REQUIREMENT
Scan the listing below and copy every line holding "label".

RECORDS FOR THIS TASK
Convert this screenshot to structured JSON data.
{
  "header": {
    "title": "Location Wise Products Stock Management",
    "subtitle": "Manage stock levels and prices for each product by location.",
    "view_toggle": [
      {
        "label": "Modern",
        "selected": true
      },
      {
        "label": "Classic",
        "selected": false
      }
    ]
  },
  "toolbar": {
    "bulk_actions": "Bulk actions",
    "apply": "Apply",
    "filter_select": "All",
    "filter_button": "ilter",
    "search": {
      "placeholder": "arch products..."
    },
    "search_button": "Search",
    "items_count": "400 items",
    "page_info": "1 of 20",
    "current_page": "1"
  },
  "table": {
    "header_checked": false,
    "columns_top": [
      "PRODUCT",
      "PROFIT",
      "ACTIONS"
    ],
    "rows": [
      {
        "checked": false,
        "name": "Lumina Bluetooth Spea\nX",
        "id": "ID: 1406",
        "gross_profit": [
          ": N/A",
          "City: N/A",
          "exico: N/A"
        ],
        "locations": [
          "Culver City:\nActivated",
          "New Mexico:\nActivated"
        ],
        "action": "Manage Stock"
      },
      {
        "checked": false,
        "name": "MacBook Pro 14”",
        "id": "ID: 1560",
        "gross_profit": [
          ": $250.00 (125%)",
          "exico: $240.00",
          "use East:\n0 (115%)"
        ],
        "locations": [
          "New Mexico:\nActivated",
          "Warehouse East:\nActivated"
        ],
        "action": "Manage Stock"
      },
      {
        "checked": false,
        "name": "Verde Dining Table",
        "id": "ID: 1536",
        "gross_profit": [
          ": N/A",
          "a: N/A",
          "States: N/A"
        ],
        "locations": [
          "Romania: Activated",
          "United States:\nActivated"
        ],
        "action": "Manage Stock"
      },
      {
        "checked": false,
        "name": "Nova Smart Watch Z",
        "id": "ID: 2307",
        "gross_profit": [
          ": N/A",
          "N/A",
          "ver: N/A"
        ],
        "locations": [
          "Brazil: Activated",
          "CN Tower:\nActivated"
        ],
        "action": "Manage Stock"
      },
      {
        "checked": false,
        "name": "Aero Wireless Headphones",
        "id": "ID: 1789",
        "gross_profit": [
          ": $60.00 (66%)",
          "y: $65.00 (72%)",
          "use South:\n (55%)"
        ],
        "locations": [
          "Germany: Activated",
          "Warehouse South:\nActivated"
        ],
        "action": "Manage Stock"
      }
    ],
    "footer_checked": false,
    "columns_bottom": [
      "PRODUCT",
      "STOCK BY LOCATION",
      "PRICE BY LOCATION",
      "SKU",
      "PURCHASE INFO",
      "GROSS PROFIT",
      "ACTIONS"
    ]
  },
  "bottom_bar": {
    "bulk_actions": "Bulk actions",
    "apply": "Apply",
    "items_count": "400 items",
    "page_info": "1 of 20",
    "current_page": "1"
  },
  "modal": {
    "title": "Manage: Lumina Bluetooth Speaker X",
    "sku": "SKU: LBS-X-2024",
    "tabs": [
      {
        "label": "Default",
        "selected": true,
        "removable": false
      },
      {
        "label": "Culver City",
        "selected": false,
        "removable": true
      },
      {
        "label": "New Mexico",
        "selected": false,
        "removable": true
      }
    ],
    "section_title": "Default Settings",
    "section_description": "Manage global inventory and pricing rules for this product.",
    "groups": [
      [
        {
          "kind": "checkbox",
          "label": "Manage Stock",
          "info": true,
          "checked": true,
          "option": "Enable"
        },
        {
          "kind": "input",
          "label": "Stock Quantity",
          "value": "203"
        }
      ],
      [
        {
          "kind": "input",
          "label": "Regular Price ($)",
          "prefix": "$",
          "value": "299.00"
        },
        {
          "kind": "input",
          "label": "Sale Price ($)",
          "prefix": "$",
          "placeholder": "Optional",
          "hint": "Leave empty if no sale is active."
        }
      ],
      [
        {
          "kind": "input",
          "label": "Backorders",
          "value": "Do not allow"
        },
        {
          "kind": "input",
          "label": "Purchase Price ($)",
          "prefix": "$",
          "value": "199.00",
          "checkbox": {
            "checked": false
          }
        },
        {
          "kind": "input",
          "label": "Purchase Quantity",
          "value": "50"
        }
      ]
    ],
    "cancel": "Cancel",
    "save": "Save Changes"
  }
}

SOLUTION TO THE EXERCISE
        "label": "Modern",
        "label": "Classic",
        "label": "Default",
        "label": "Culver City",
        "label": "New Mexico",
          "label": "Manage Stock",
          "label": "Stock Quantity",
          "label": "Regular Price ($)",
          "label": "Sale Price ($)",
          "label": "Backorders",
          "label": "Purchase Price ($)",
          "label": "Purchase Quantity",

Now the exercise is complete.